### PROBLEM REQUIREMENTS
Copy every entry exactly as given, minus the images.

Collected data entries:
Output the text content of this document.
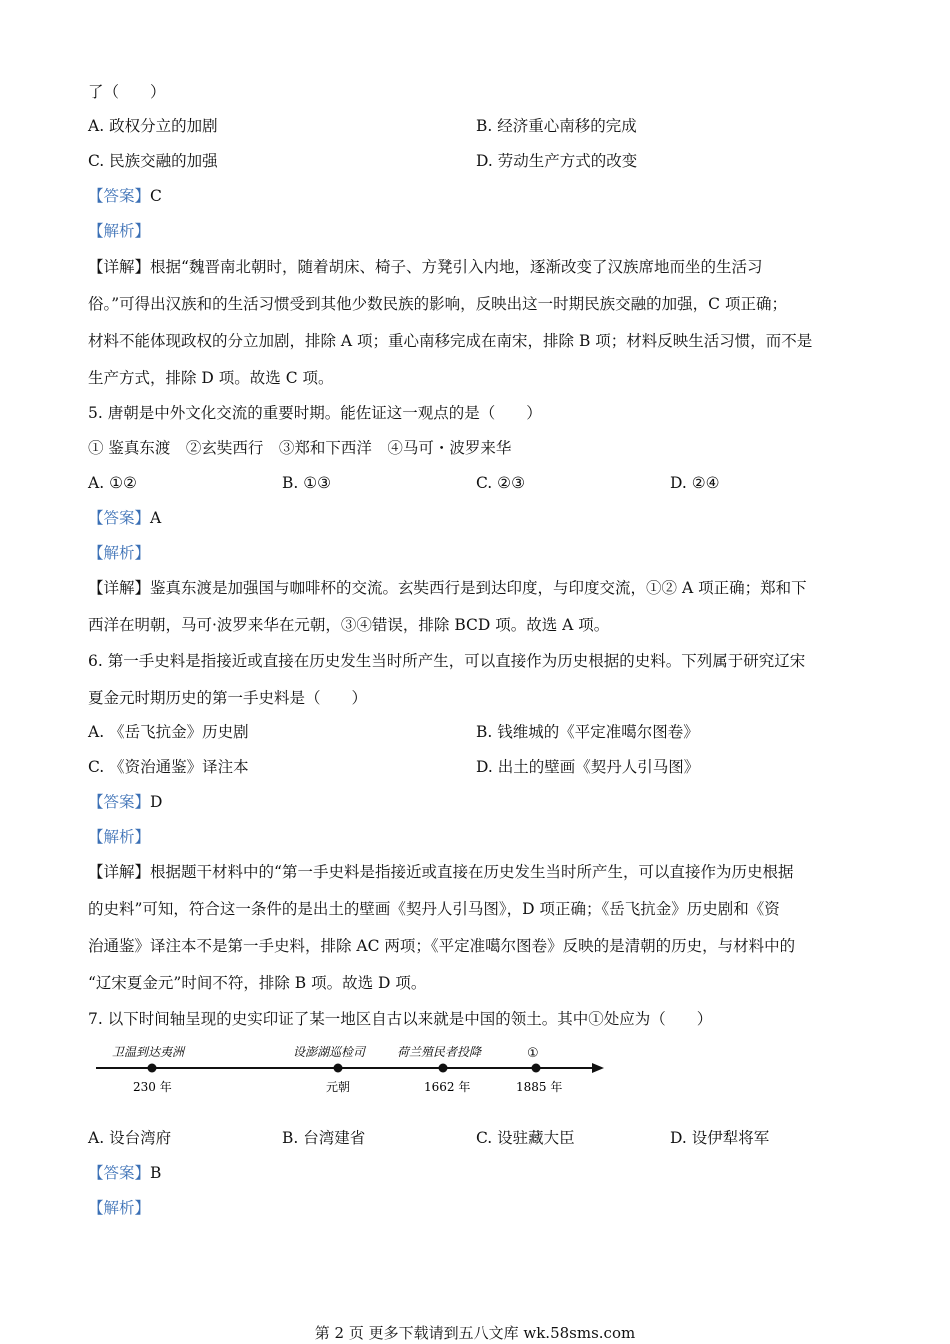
了（　　）
A. 政权分立的加剧	B. 经济重心南移的完成
C. 民族交融的加强	D. 劳动生产方式的改变
【答案】C
【解析】
【详解】根据“魏晋南北朝时，随着胡床、椅子、方凳引入内地，逐渐改变了汉族席地而坐的生活习
俗。”可得出汉族和的生活习惯受到其他少数民族的影响，反映出这一时期民族交融的加强，C 项正确；
材料不能体现政权的分立加剧，排除 A 项；重心南移完成在南宋，排除 B 项；材料反映生活习惯，而不是
生产方式，排除 D 项。故选 C 项。
5. 唐朝是中外文化交流的重要时期。能佐证这一观点的是（　　）
① 鉴真东渡　②玄奘西行　③郑和下西洋　④马可・波罗来华
A. ①②	B. ①③	C. ②③	D. ②④
【答案】A
【解析】
【详解】鉴真东渡是加强国与咖啡杯的交流。玄奘西行是到达印度，与印度交流，①② A 项正确；郑和下
西洋在明朝，马可·波罗来华在元朝，③④错误，排除 BCD 项。故选 A 项。
6. 第一手史料是指接近或直接在历史发生当时所产生，可以直接作为历史根据的史料。下列属于研究辽宋
夏金元时期历史的第一手史料是（　　）
A. 《岳飞抗金》历史剧	B. 钱维城的《平定准噶尔图卷》
C. 《资治通鉴》译注本	D. 出土的壁画《契丹人引马图》
【答案】D
【解析】
【详解】根据题干材料中的“第一手史料是指接近或直接在历史发生当时所产生，可以直接作为历史根据
的史料”可知，符合这一条件的是出土的壁画《契丹人引马图》，D 项正确；《岳飞抗金》历史剧和《资
治通鉴》译注本不是第一手史料，排除 AC 两项；《平定准噶尔图卷》反映的是清朝的历史，与材料中的
“辽宋夏金元”时间不符，排除 B 项。故选 D 项。
7. 以下时间轴呈现的史实印证了某一地区自古以来就是中国的领土。其中①处应为（　　）
卫温到达夷洲	设澎湖巡检司	荷兰殖民者投降	①
230 年	元朝	1662 年	1885 年
A. 设台湾府	B. 台湾建省	C. 设驻藏大臣	D. 设伊犁将军
【答案】B
【解析】
第 2 页 更多下载请到五八文库 wk.58sms.com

### TASK OUTPUT
Output the text content of this document.
了（　　）
A. 政权分立的加剧	B. 经济重心南移的完成
C. 民族交融的加强	D. 劳动生产方式的改变
【答案】C
【解析】
【详解】根据“魏晋南北朝时，随着胡床、椅子、方凳引入内地，逐渐改变了汉族席地而坐的生活习
俗。”可得出汉族和的生活习惯受到其他少数民族的影响，反映出这一时期民族交融的加强，C 项正确；
材料不能体现政权的分立加剧，排除 A 项；重心南移完成在南宋，排除 B 项；材料反映生活习惯，而不是
生产方式，排除 D 项。故选 C 项。
5. 唐朝是中外文化交流的重要时期。能佐证这一观点的是（　　）
① 鉴真东渡　②玄奘西行　③郑和下西洋　④马可・波罗来华
A. ①②	B. ①③	C. ②③	D. ②④
【答案】A
【解析】
【详解】鉴真东渡是加强国与咖啡杯的交流。玄奘西行是到达印度，与印度交流，①② A 项正确；郑和下
西洋在明朝，马可·波罗来华在元朝，③④错误，排除 BCD 项。故选 A 项。
6. 第一手史料是指接近或直接在历史发生当时所产生，可以直接作为历史根据的史料。下列属于研究辽宋
夏金元时期历史的第一手史料是（　　）
A. 《岳飞抗金》历史剧	B. 钱维城的《平定准噶尔图卷》
C. 《资治通鉴》译注本	D. 出土的壁画《契丹人引马图》
【答案】D
【解析】
【详解】根据题干材料中的“第一手史料是指接近或直接在历史发生当时所产生，可以直接作为历史根据
的史料”可知，符合这一条件的是出土的壁画《契丹人引马图》，D 项正确；《岳飞抗金》历史剧和《资
治通鉴》译注本不是第一手史料，排除 AC 两项；《平定准噶尔图卷》反映的是清朝的历史，与材料中的
“辽宋夏金元”时间不符，排除 B 项。故选 D 项。
7. 以下时间轴呈现的史实印证了某一地区自古以来就是中国的领土。其中①处应为（　　）
卫温到达夷洲	设澎湖巡检司	荷兰殖民者投降	①
230 年	元朝	1662 年	1885 年
A. 设台湾府	B. 台湾建省	C. 设驻藏大臣	D. 设伊犁将军
【答案】B
【解析】
第 2 页 更多下载请到五八文库 wk.58sms.com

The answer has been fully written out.